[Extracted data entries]

● ● ● ● ●

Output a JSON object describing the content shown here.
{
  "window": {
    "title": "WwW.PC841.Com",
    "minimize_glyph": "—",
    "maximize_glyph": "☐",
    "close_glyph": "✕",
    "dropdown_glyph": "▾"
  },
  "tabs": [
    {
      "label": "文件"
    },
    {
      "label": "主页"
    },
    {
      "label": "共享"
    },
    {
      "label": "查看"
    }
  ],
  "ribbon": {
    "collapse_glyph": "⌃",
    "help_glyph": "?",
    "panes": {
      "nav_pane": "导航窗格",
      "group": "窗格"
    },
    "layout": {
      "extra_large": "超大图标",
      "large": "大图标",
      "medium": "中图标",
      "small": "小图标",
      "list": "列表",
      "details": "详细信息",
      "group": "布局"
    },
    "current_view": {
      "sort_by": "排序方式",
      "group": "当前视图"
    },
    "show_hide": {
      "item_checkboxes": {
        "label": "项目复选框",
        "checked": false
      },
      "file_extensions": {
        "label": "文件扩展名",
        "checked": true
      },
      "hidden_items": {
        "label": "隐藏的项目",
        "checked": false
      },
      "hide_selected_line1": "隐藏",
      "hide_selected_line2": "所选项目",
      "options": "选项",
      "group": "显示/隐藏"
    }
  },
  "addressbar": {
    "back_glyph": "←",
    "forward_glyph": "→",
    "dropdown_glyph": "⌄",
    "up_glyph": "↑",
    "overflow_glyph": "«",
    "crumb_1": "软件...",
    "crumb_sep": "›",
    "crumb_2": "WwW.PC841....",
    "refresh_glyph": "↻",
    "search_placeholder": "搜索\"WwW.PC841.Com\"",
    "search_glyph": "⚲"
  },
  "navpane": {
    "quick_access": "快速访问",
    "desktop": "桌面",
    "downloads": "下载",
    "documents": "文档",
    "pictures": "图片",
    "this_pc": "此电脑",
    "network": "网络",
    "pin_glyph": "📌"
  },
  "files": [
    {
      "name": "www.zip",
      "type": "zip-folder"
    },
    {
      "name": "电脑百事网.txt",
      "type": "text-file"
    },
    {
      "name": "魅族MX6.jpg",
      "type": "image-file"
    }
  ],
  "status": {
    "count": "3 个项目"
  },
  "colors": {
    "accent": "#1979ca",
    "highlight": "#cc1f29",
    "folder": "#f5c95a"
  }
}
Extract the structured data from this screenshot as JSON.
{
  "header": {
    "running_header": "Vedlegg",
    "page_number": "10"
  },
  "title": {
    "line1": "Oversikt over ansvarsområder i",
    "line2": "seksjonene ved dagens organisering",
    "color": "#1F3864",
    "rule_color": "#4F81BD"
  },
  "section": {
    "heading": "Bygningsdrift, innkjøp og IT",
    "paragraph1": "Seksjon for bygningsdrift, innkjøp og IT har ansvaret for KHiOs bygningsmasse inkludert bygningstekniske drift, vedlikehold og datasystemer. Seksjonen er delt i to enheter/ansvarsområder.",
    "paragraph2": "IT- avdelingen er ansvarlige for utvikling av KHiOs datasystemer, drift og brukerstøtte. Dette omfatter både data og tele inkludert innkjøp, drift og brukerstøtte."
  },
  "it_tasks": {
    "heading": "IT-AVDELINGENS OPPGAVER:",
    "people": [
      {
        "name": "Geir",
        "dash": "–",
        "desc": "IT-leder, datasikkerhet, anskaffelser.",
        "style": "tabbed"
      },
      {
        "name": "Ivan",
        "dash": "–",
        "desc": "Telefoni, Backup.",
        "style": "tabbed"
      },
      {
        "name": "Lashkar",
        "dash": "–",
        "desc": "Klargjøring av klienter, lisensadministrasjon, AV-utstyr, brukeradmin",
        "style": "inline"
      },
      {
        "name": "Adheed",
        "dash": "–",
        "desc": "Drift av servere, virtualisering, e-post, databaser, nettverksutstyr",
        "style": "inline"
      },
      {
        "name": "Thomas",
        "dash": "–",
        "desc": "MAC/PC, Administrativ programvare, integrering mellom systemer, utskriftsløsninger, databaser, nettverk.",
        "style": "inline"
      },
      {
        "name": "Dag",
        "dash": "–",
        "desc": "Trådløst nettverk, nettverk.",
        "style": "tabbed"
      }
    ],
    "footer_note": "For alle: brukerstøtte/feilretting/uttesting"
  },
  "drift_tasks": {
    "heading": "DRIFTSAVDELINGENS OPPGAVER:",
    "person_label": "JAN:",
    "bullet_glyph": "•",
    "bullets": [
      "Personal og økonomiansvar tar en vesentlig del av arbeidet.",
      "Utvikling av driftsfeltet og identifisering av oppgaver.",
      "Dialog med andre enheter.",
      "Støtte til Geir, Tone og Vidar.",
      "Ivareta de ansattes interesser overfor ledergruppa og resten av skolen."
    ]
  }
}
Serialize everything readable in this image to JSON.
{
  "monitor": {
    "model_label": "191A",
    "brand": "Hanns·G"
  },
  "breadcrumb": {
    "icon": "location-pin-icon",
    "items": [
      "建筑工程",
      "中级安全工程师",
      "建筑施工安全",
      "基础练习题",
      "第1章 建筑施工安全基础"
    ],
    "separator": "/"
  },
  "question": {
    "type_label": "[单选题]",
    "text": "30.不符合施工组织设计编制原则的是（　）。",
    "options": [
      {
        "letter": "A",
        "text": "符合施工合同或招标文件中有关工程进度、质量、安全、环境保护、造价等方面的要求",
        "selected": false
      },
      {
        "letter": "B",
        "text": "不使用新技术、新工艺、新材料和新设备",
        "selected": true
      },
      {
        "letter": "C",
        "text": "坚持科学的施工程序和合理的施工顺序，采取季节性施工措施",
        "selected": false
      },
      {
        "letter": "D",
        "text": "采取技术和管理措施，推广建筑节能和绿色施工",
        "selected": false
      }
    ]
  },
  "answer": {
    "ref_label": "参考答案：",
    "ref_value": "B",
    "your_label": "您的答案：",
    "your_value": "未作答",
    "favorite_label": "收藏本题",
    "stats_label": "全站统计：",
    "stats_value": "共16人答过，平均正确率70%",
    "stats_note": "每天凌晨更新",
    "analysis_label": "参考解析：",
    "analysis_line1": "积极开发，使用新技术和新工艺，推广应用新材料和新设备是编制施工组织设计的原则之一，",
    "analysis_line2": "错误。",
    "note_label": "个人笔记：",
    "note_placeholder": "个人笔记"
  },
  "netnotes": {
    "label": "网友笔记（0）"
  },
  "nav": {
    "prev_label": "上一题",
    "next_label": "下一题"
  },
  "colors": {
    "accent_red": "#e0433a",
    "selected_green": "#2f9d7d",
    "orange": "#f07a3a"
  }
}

● ● ● ● ●

• What the task asks: Write every entry out again exactly.

• Completed task:
Output a JSON object describing the content shown here.
{
  "window": {
    "title": "WwW.PC841.Com",
    "minimize_glyph": "—",
    "maximize_glyph": "☐",
    "close_glyph": "✕",
    "dropdown_glyph": "▾"
  },
  "tabs": [
    {
      "label": "文件"
    },
    {
      "label": "主页"
    },
    {
      "label": "共享"
    },
    {
      "label": "查看"
    }
  ],
  "ribbon": {
    "collapse_glyph": "⌃",
    "help_glyph": "?",
    "panes": {
      "nav_pane": "导航窗格",
      "group": "窗格"
    },
    "layout": {
      "extra_large": "超大图标",
      "large": "大图标",
      "medium": "中图标",
      "small": "小图标",
      "list": "列表",
      "details": "详细信息",
      "group": "布局"
    },
    "current_view": {
      "sort_by": "排序方式",
      "group": "当前视图"
    },
    "show_hide": {
      "item_checkboxes": {
        "label": "项目复选框",
        "checked": false
      },
      "file_extensions": {
        "label": "文件扩展名",
        "checked": true
      },
      "hidden_items": {
        "label": "隐藏的项目",
        "checked": false
      },
      "hide_selected_line1": "隐藏",
      "hide_selected_line2": "所选项目",
      "options": "选项",
      "group": "显示/隐藏"
    }
  },
  "addressbar": {
    "back_glyph": "←",
    "forward_glyph": "→",
    "dropdown_glyph": "⌄",
    "up_glyph": "↑",
    "overflow_glyph": "«",
    "crumb_1": "软件...",
    "crumb_sep": "›",
    "crumb_2": "WwW.PC841....",
    "refresh_glyph": "↻",
    "search_placeholder": "搜索\"WwW.PC841.Com\"",
    "search_glyph": "⚲"
  },
  "navpane": {
    "quick_access": "快速访问",
    "desktop": "桌面",
    "downloads": "下载",
    "documents": "文档",
    "pictures": "图片",
    "this_pc": "此电脑",
    "network": "网络",
    "pin_glyph": "📌"
  },
  "files": [
    {
      "name": "www.zip",
      "type": "zip-folder"
    },
    {
      "name": "电脑百事网.txt",
      "type": "text-file"
    },
    {
      "name": "魅族MX6.jpg",
      "type": "image-file"
    }
  ],
  "status": {
    "count": "3 个项目"
  },
  "colors": {
    "accent": "#1979ca",
    "highlight": "#cc1f29",
    "folder": "#f5c95a"
  }
}
Extract the structured data from this screenshot as JSON.
{
  "header": {
    "running_header": "Vedlegg",
    "page_number": "10"
  },
  "title": {
    "line1": "Oversikt over ansvarsområder i",
    "line2": "seksjonene ved dagens organisering",
    "color": "#1F3864",
    "rule_color": "#4F81BD"
  },
  "section": {
    "heading": "Bygningsdrift, innkjøp og IT",
    "paragraph1": "Seksjon for bygningsdrift, innkjøp og IT har ansvaret for KHiOs bygningsmasse inkludert bygningstekniske drift, vedlikehold og datasystemer. Seksjonen er delt i to enheter/ansvarsområder.",
    "paragraph2": "IT- avdelingen er ansvarlige for utvikling av KHiOs datasystemer, drift og brukerstøtte. Dette omfatter både data og tele inkludert innkjøp, drift og brukerstøtte."
  },
  "it_tasks": {
    "heading": "IT-AVDELINGENS OPPGAVER:",
    "people": [
      {
        "name": "Geir",
        "dash": "–",
        "desc": "IT-leder, datasikkerhet, anskaffelser.",
        "style": "tabbed"
      },
      {
        "name": "Ivan",
        "dash": "–",
        "desc": "Telefoni, Backup.",
        "style": "tabbed"
      },
      {
        "name": "Lashkar",
        "dash": "–",
        "desc": "Klargjøring av klienter, lisensadministrasjon, AV-utstyr, brukeradmin",
        "style": "inline"
      },
      {
        "name": "Adheed",
        "dash": "–",
        "desc": "Drift av servere, virtualisering, e-post, databaser, nettverksutstyr",
        "style": "inline"
      },
      {
        "name": "Thomas",
        "dash": "–",
        "desc": "MAC/PC, Administrativ programvare, integrering mellom systemer, utskriftsløsninger, databaser, nettverk.",
        "style": "inline"
      },
      {
        "name": "Dag",
        "dash": "–",
        "desc": "Trådløst nettverk, nettverk.",
        "style": "tabbed"
      }
    ],
    "footer_note": "For alle: brukerstøtte/feilretting/uttesting"
  },
  "drift_tasks": {
    "heading": "DRIFTSAVDELINGENS OPPGAVER:",
    "person_label": "JAN:",
    "bullet_glyph": "•",
    "bullets": [
      "Personal og økonomiansvar tar en vesentlig del av arbeidet.",
      "Utvikling av driftsfeltet og identifisering av oppgaver.",
      "Dialog med andre enheter.",
      "Støtte til Geir, Tone og Vidar.",
      "Ivareta de ansattes interesser overfor ledergruppa og resten av skolen."
    ]
  }
}
Serialize everything readable in this image to JSON.
{
  "monitor": {
    "model_label": "191A",
    "brand": "Hanns·G"
  },
  "breadcrumb": {
    "icon": "location-pin-icon",
    "items": [
      "建筑工程",
      "中级安全工程师",
      "建筑施工安全",
      "基础练习题",
      "第1章 建筑施工安全基础"
    ],
    "separator": "/"
  },
  "question": {
    "type_label": "[单选题]",
    "text": "30.不符合施工组织设计编制原则的是（　）。",
    "options": [
      {
        "letter": "A",
        "text": "符合施工合同或招标文件中有关工程进度、质量、安全、环境保护、造价等方面的要求",
        "selected": false
      },
      {
        "letter": "B",
        "text": "不使用新技术、新工艺、新材料和新设备",
        "selected": true
      },
      {
        "letter": "C",
        "text": "坚持科学的施工程序和合理的施工顺序，采取季节性施工措施",
        "selected": false
      },
      {
        "letter": "D",
        "text": "采取技术和管理措施，推广建筑节能和绿色施工",
        "selected": false
      }
    ]
  },
  "answer": {
    "ref_label": "参考答案：",
    "ref_value": "B",
    "your_label": "您的答案：",
    "your_value": "未作答",
    "favorite_label": "收藏本题",
    "stats_label": "全站统计：",
    "stats_value": "共16人答过，平均正确率70%",
    "stats_note": "每天凌晨更新",
    "analysis_label": "参考解析：",
    "analysis_line1": "积极开发，使用新技术和新工艺，推广应用新材料和新设备是编制施工组织设计的原则之一，",
    "analysis_line2": "错误。",
    "note_label": "个人笔记：",
    "note_placeholder": "个人笔记"
  },
  "netnotes": {
    "label": "网友笔记（0）"
  },
  "nav": {
    "prev_label": "上一题",
    "next_label": "下一题"
  },
  "colors": {
    "accent_red": "#e0433a",
    "selected_green": "#2f9d7d",
    "orange": "#f07a3a"
  }
}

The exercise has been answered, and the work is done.